++++ DATA SUPPLIED ++++
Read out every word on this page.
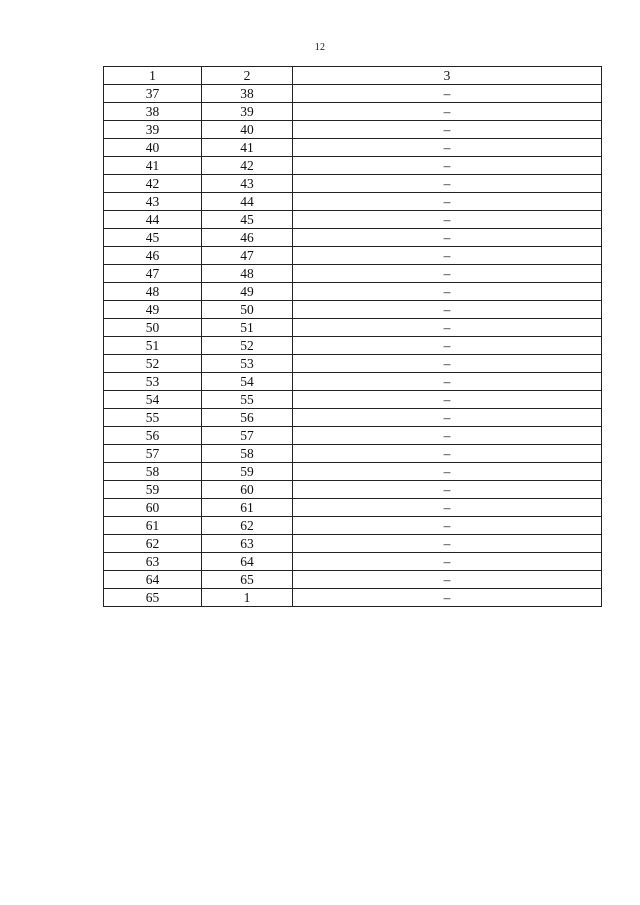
12
1	2	3
37	38	–
38	39	–
39	40	–
40	41	–
41	42	–
42	43	–
43	44	–
44	45	–
45	46	–
46	47	–
47	48	–
48	49	–
49	50	–
50	51	–
51	52	–
52	53	–
53	54	–
54	55	–
55	56	–
56	57	–
57	58	–
58	59	–
59	60	–
60	61	–
61	62	–
62	63	–
63	64	–
64	65	–
65	1	–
++++
* [TASK REQUIREMENTS]
Restate the listing above word for word, and skip the pictures.

* [OUTPUT OF THE TASK]
Read out every word on this page.
12
1	2	3
37	38	–
38	39	–
39	40	–
40	41	–
41	42	–
42	43	–
43	44	–
44	45	–
45	46	–
46	47	–
47	48	–
48	49	–
49	50	–
50	51	–
51	52	–
52	53	–
53	54	–
54	55	–
55	56	–
56	57	–
57	58	–
58	59	–
59	60	–
60	61	–
61	62	–
62	63	–
63	64	–
64	65	–
65	1	–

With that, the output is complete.